What you are asked to do -> Repeat exactly each line of the data provided below.

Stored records
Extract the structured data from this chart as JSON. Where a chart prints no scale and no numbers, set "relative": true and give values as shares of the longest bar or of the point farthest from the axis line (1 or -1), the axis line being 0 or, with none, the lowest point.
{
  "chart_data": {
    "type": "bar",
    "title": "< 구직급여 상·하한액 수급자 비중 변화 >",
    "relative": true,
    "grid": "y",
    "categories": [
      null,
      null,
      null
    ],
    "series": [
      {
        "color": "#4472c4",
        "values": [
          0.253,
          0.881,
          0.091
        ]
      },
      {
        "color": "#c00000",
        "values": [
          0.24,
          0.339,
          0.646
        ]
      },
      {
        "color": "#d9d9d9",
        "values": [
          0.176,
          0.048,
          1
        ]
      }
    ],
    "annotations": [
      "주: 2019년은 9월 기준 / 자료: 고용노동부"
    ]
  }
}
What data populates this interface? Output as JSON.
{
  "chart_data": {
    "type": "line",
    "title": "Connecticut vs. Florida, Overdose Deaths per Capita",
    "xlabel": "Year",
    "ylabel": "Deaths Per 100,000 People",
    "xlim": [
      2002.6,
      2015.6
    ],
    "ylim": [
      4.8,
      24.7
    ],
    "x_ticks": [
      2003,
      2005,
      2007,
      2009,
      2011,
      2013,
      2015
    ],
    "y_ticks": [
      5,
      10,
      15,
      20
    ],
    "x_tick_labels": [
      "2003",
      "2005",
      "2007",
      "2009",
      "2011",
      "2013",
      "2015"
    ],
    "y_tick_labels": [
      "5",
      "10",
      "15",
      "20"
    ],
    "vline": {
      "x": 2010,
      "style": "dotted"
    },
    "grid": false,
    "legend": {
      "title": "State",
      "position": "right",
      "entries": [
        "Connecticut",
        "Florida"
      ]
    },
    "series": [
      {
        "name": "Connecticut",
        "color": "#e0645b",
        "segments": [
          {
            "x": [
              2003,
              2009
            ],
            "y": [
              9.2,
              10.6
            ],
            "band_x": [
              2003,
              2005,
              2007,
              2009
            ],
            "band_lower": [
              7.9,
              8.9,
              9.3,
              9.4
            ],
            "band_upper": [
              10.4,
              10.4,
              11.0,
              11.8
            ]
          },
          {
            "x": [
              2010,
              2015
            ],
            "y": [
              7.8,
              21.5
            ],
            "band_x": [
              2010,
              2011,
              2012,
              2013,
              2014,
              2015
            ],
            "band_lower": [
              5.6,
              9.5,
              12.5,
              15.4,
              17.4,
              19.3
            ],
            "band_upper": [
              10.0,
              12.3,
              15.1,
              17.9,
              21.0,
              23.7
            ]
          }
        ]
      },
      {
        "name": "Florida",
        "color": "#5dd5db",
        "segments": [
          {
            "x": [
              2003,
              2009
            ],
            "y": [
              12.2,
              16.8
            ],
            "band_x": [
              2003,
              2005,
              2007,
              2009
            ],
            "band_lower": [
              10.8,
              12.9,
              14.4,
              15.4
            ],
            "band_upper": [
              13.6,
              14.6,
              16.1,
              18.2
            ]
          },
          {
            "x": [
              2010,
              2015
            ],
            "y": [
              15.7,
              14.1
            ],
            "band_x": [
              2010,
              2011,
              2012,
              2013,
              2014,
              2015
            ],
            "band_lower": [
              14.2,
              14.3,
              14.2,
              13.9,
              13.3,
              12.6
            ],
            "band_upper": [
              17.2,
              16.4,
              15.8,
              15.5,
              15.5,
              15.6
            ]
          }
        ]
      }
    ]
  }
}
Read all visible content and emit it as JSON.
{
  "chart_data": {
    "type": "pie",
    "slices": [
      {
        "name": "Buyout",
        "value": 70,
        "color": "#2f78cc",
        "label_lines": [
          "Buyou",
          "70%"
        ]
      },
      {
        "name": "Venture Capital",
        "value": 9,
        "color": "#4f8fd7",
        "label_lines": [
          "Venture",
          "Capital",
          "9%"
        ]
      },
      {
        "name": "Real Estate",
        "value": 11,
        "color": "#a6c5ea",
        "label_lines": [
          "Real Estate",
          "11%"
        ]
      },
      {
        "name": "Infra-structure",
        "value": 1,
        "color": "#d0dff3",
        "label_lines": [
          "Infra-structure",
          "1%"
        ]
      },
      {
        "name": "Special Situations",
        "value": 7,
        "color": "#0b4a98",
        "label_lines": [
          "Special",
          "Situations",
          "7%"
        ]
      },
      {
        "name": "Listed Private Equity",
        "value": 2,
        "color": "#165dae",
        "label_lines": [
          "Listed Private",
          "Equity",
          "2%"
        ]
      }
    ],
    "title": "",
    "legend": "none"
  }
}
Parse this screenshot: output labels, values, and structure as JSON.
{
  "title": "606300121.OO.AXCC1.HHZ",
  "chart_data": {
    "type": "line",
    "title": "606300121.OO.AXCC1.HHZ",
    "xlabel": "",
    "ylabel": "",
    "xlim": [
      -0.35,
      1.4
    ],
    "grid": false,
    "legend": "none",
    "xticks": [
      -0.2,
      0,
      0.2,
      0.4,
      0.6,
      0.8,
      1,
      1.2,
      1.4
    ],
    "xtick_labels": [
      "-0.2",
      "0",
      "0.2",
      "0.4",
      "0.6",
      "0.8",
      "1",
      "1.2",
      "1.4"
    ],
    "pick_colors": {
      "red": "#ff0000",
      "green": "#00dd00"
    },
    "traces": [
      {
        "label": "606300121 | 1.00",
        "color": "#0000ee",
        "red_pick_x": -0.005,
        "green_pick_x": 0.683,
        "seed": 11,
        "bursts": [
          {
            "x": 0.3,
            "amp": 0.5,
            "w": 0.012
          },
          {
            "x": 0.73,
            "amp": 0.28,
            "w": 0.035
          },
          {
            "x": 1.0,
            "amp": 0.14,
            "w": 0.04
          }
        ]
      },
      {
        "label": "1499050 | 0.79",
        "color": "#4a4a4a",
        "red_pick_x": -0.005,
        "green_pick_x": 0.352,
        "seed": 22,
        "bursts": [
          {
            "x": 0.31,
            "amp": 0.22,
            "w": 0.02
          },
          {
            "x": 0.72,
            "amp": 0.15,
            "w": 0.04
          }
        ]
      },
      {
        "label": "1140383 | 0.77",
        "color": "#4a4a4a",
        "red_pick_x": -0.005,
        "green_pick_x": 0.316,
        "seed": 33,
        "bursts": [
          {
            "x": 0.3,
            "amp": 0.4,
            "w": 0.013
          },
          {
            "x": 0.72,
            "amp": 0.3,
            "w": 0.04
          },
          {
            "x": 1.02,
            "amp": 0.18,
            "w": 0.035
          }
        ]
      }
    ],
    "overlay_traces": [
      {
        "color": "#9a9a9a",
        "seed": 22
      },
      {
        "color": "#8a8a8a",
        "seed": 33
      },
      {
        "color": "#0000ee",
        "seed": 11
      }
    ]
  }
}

Written answer ->
Extract the structured data from this chart as JSON. Where a chart prints no scale and no numbers, set "relative": true and give values as shares of the longest bar or of the point farthest from the axis line (1 or -1), the axis line being 0 or, with none, the lowest point.
{
  "chart_data": {
    "type": "bar",
    "title": "< 구직급여 상·하한액 수급자 비중 변화 >",
    "relative": true,
    "grid": "y",
    "categories": [
      null,
      null,
      null
    ],
    "series": [
      {
        "color": "#4472c4",
        "values": [
          0.253,
          0.881,
          0.091
        ]
      },
      {
        "color": "#c00000",
        "values": [
          0.24,
          0.339,
          0.646
        ]
      },
      {
        "color": "#d9d9d9",
        "values": [
          0.176,
          0.048,
          1
        ]
      }
    ],
    "annotations": [
      "주: 2019년은 9월 기준 / 자료: 고용노동부"
    ]
  }
}
What data populates this interface? Output as JSON.
{
  "chart_data": {
    "type": "line",
    "title": "Connecticut vs. Florida, Overdose Deaths per Capita",
    "xlabel": "Year",
    "ylabel": "Deaths Per 100,000 People",
    "xlim": [
      2002.6,
      2015.6
    ],
    "ylim": [
      4.8,
      24.7
    ],
    "x_ticks": [
      2003,
      2005,
      2007,
      2009,
      2011,
      2013,
      2015
    ],
    "y_ticks": [
      5,
      10,
      15,
      20
    ],
    "x_tick_labels": [
      "2003",
      "2005",
      "2007",
      "2009",
      "2011",
      "2013",
      "2015"
    ],
    "y_tick_labels": [
      "5",
      "10",
      "15",
      "20"
    ],
    "vline": {
      "x": 2010,
      "style": "dotted"
    },
    "grid": false,
    "legend": {
      "title": "State",
      "position": "right",
      "entries": [
        "Connecticut",
        "Florida"
      ]
    },
    "series": [
      {
        "name": "Connecticut",
        "color": "#e0645b",
        "segments": [
          {
            "x": [
              2003,
              2009
            ],
            "y": [
              9.2,
              10.6
            ],
            "band_x": [
              2003,
              2005,
              2007,
              2009
            ],
            "band_lower": [
              7.9,
              8.9,
              9.3,
              9.4
            ],
            "band_upper": [
              10.4,
              10.4,
              11.0,
              11.8
            ]
          },
          {
            "x": [
              2010,
              2015
            ],
            "y": [
              7.8,
              21.5
            ],
            "band_x": [
              2010,
              2011,
              2012,
              2013,
              2014,
              2015
            ],
            "band_lower": [
              5.6,
              9.5,
              12.5,
              15.4,
              17.4,
              19.3
            ],
            "band_upper": [
              10.0,
              12.3,
              15.1,
              17.9,
              21.0,
              23.7
            ]
          }
        ]
      },
      {
        "name": "Florida",
        "color": "#5dd5db",
        "segments": [
          {
            "x": [
              2003,
              2009
            ],
            "y": [
              12.2,
              16.8
            ],
            "band_x": [
              2003,
              2005,
              2007,
              2009
            ],
            "band_lower": [
              10.8,
              12.9,
              14.4,
              15.4
            ],
            "band_upper": [
              13.6,
              14.6,
              16.1,
              18.2
            ]
          },
          {
            "x": [
              2010,
              2015
            ],
            "y": [
              15.7,
              14.1
            ],
            "band_x": [
              2010,
              2011,
              2012,
              2013,
              2014,
              2015
            ],
            "band_lower": [
              14.2,
              14.3,
              14.2,
              13.9,
              13.3,
              12.6
            ],
            "band_upper": [
              17.2,
              16.4,
              15.8,
              15.5,
              15.5,
              15.6
            ]
          }
        ]
      }
    ]
  }
}
Read all visible content and emit it as JSON.
{
  "chart_data": {
    "type": "pie",
    "slices": [
      {
        "name": "Buyout",
        "value": 70,
        "color": "#2f78cc",
        "label_lines": [
          "Buyou",
          "70%"
        ]
      },
      {
        "name": "Venture Capital",
        "value": 9,
        "color": "#4f8fd7",
        "label_lines": [
          "Venture",
          "Capital",
          "9%"
        ]
      },
      {
        "name": "Real Estate",
        "value": 11,
        "color": "#a6c5ea",
        "label_lines": [
          "Real Estate",
          "11%"
        ]
      },
      {
        "name": "Infra-structure",
        "value": 1,
        "color": "#d0dff3",
        "label_lines": [
          "Infra-structure",
          "1%"
        ]
      },
      {
        "name": "Special Situations",
        "value": 7,
        "color": "#0b4a98",
        "label_lines": [
          "Special",
          "Situations",
          "7%"
        ]
      },
      {
        "name": "Listed Private Equity",
        "value": 2,
        "color": "#165dae",
        "label_lines": [
          "Listed Private",
          "Equity",
          "2%"
        ]
      }
    ],
    "title": "",
    "legend": "none"
  }
}
Parse this screenshot: output labels, values, and structure as JSON.
{
  "title": "606300121.OO.AXCC1.HHZ",
  "chart_data": {
    "type": "line",
    "title": "606300121.OO.AXCC1.HHZ",
    "xlabel": "",
    "ylabel": "",
    "xlim": [
      -0.35,
      1.4
    ],
    "grid": false,
    "legend": "none",
    "xticks": [
      -0.2,
      0,
      0.2,
      0.4,
      0.6,
      0.8,
      1,
      1.2,
      1.4
    ],
    "xtick_labels": [
      "-0.2",
      "0",
      "0.2",
      "0.4",
      "0.6",
      "0.8",
      "1",
      "1.2",
      "1.4"
    ],
    "pick_colors": {
      "red": "#ff0000",
      "green": "#00dd00"
    },
    "traces": [
      {
        "label": "606300121 | 1.00",
        "color": "#0000ee",
        "red_pick_x": -0.005,
        "green_pick_x": 0.683,
        "seed": 11,
        "bursts": [
          {
            "x": 0.3,
            "amp": 0.5,
            "w": 0.012
          },
          {
            "x": 0.73,
            "amp": 0.28,
            "w": 0.035
          },
          {
            "x": 1.0,
            "amp": 0.14,
            "w": 0.04
          }
        ]
      },
      {
        "label": "1499050 | 0.79",
        "color": "#4a4a4a",
        "red_pick_x": -0.005,
        "green_pick_x": 0.352,
        "seed": 22,
        "bursts": [
          {
            "x": 0.31,
            "amp": 0.22,
            "w": 0.02
          },
          {
            "x": 0.72,
            "amp": 0.15,
            "w": 0.04
          }
        ]
      },
      {
        "label": "1140383 | 0.77",
        "color": "#4a4a4a",
        "red_pick_x": -0.005,
        "green_pick_x": 0.316,
        "seed": 33,
        "bursts": [
          {
            "x": 0.3,
            "amp": 0.4,
            "w": 0.013
          },
          {
            "x": 0.72,
            "amp": 0.3,
            "w": 0.04
          },
          {
            "x": 1.02,
            "amp": 0.18,
            "w": 0.035
          }
        ]
      }
    ],
    "overlay_traces": [
      {
        "color": "#9a9a9a",
        "seed": 22
      },
      {
        "color": "#8a8a8a",
        "seed": 33
      },
      {
        "color": "#0000ee",
        "seed": 11
      }
    ]
  }
}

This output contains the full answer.